-- START OF GIVEN ENTRIES --

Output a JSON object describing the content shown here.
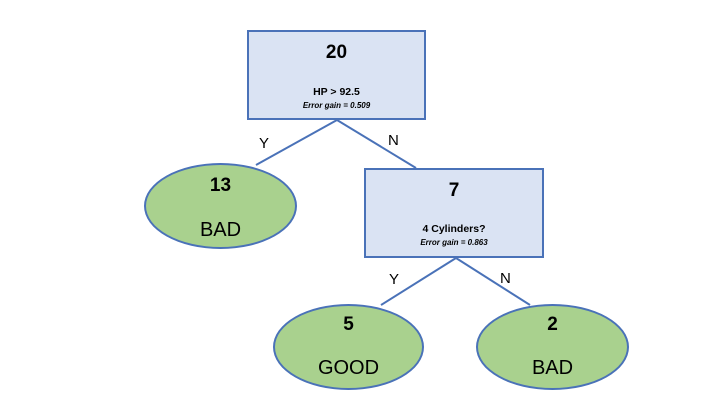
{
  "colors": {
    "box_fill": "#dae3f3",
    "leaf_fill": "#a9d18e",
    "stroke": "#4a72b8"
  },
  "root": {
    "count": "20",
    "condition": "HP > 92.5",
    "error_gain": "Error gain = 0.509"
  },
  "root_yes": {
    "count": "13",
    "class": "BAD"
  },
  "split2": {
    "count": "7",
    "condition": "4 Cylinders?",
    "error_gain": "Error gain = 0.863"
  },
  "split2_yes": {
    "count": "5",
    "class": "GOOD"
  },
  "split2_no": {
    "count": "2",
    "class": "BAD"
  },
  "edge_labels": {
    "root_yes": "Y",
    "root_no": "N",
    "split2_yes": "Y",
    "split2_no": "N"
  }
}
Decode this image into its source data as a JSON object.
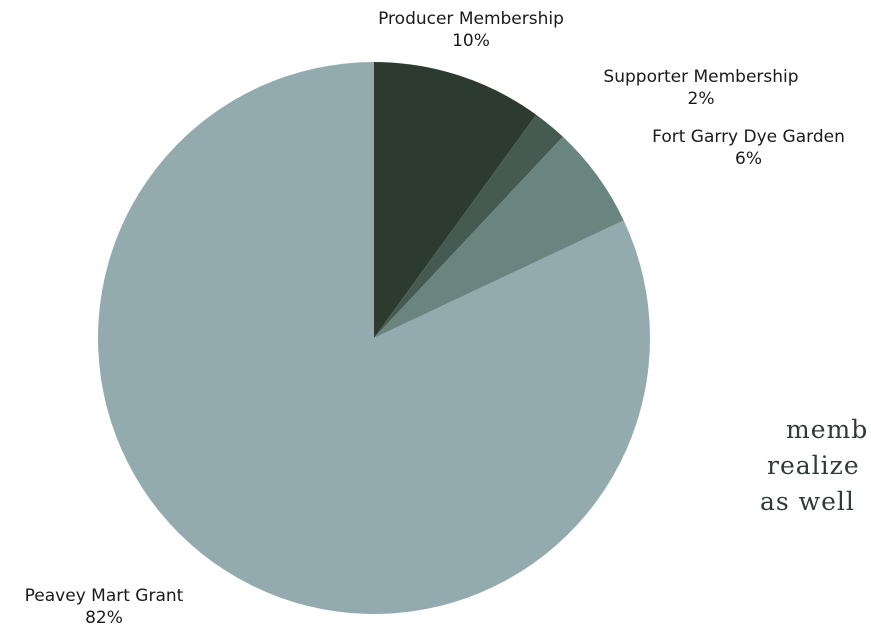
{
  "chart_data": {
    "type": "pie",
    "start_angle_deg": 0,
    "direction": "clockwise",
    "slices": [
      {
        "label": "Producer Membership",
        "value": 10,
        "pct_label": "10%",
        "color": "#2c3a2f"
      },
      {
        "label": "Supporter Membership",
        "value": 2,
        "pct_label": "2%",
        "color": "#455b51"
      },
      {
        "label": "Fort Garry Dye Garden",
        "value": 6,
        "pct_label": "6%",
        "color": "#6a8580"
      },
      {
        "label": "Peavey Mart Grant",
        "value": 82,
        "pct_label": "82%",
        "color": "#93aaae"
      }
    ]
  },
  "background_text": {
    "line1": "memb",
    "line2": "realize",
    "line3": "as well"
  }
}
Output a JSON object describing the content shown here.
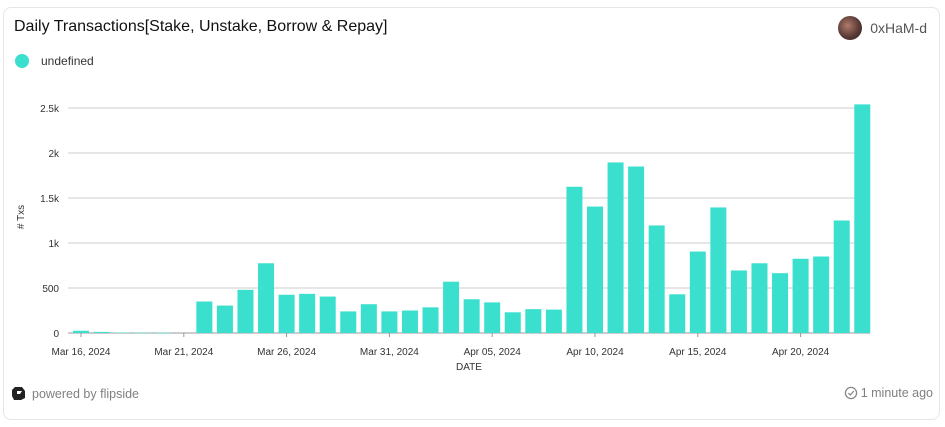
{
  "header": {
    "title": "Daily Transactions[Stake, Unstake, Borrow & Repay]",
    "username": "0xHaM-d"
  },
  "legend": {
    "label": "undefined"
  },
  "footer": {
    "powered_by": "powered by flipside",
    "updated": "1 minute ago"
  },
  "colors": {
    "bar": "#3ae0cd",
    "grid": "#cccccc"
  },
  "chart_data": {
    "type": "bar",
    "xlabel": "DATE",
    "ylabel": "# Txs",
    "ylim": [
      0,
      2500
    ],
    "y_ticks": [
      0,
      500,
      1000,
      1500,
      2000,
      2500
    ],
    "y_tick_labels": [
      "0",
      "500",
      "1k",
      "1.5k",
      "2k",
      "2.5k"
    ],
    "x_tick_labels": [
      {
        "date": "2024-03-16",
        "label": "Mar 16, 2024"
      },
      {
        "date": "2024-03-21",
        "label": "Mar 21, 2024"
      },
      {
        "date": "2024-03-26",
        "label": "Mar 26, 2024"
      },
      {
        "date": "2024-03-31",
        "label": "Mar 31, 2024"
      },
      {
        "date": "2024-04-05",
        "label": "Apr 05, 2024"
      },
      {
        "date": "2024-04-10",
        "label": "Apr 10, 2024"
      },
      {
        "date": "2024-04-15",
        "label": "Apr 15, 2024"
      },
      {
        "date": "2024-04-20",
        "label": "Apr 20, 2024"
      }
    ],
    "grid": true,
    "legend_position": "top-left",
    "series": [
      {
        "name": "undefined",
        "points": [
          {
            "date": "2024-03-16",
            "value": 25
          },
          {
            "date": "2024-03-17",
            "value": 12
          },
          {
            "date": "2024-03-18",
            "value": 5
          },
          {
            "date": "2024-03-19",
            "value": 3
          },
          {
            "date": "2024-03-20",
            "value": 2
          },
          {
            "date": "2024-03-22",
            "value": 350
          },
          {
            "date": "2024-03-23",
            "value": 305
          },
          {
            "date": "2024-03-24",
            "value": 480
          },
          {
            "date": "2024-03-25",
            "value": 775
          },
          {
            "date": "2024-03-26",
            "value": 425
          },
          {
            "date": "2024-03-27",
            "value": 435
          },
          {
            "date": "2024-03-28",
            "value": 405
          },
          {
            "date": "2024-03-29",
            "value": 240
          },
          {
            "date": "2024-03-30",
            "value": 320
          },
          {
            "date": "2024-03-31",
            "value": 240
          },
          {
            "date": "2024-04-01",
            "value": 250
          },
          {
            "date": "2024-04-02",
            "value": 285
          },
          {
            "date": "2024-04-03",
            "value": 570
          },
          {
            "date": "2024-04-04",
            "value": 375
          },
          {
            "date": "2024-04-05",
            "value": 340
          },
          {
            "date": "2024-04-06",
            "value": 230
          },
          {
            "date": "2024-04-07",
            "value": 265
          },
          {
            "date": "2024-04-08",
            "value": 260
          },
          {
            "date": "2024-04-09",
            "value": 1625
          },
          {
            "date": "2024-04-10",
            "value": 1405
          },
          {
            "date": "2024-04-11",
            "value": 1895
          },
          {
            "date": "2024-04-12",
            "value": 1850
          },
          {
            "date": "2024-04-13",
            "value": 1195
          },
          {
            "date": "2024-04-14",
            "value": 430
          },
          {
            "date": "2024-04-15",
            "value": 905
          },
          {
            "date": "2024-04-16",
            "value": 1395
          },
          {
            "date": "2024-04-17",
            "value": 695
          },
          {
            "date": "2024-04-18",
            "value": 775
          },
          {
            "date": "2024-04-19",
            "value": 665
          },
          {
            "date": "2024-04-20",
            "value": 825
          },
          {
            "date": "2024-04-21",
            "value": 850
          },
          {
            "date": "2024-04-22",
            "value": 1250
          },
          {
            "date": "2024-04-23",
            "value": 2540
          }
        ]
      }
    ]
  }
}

-- END OF GIVEN ENTRIES --

- AIM OF THE TASK
Your task is to gather all lines from the entries above that hold the word "Membership".

- FINISHED EXERCISE
        "label": "Producer Membership",
        "label": "Supporter Membership",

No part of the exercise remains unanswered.